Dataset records

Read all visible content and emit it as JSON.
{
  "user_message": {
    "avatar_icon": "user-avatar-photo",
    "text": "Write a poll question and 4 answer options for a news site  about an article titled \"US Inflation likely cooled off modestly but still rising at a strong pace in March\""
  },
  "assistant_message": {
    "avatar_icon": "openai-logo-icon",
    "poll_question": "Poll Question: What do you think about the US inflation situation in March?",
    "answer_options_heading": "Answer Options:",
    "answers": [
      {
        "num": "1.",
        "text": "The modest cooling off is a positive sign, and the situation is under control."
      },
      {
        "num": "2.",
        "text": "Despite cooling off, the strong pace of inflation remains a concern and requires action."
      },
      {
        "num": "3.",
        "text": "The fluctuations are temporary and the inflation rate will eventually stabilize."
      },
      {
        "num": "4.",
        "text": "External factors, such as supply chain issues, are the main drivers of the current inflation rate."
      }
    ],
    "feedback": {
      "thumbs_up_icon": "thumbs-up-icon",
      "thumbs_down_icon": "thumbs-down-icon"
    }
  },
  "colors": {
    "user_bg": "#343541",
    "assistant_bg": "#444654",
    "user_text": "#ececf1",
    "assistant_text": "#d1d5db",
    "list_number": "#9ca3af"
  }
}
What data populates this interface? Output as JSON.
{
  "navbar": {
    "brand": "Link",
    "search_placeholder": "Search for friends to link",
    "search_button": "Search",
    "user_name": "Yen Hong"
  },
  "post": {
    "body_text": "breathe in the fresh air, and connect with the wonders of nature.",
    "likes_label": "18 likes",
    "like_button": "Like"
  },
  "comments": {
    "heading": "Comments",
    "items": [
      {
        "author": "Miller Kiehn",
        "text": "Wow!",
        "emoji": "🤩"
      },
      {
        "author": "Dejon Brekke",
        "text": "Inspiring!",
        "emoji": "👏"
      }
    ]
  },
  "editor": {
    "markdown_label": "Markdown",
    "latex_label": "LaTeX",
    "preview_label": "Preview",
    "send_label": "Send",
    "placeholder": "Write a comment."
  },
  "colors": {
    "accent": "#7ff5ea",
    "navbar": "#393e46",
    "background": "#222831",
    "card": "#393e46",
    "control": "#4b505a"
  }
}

| DIRECTIONS |
Transcribe every record above exactly as it appears.

| SOLUTION TO THE EXERCISE |
Read all visible content and emit it as JSON.
{
  "user_message": {
    "avatar_icon": "user-avatar-photo",
    "text": "Write a poll question and 4 answer options for a news site  about an article titled \"US Inflation likely cooled off modestly but still rising at a strong pace in March\""
  },
  "assistant_message": {
    "avatar_icon": "openai-logo-icon",
    "poll_question": "Poll Question: What do you think about the US inflation situation in March?",
    "answer_options_heading": "Answer Options:",
    "answers": [
      {
        "num": "1.",
        "text": "The modest cooling off is a positive sign, and the situation is under control."
      },
      {
        "num": "2.",
        "text": "Despite cooling off, the strong pace of inflation remains a concern and requires action."
      },
      {
        "num": "3.",
        "text": "The fluctuations are temporary and the inflation rate will eventually stabilize."
      },
      {
        "num": "4.",
        "text": "External factors, such as supply chain issues, are the main drivers of the current inflation rate."
      }
    ],
    "feedback": {
      "thumbs_up_icon": "thumbs-up-icon",
      "thumbs_down_icon": "thumbs-down-icon"
    }
  },
  "colors": {
    "user_bg": "#343541",
    "assistant_bg": "#444654",
    "user_text": "#ececf1",
    "assistant_text": "#d1d5db",
    "list_number": "#9ca3af"
  }
}
What data populates this interface? Output as JSON.
{
  "navbar": {
    "brand": "Link",
    "search_placeholder": "Search for friends to link",
    "search_button": "Search",
    "user_name": "Yen Hong"
  },
  "post": {
    "body_text": "breathe in the fresh air, and connect with the wonders of nature.",
    "likes_label": "18 likes",
    "like_button": "Like"
  },
  "comments": {
    "heading": "Comments",
    "items": [
      {
        "author": "Miller Kiehn",
        "text": "Wow!",
        "emoji": "🤩"
      },
      {
        "author": "Dejon Brekke",
        "text": "Inspiring!",
        "emoji": "👏"
      }
    ]
  },
  "editor": {
    "markdown_label": "Markdown",
    "latex_label": "LaTeX",
    "preview_label": "Preview",
    "send_label": "Send",
    "placeholder": "Write a comment."
  },
  "colors": {
    "accent": "#7ff5ea",
    "navbar": "#393e46",
    "background": "#222831",
    "card": "#393e46",
    "control": "#4b505a"
  }
}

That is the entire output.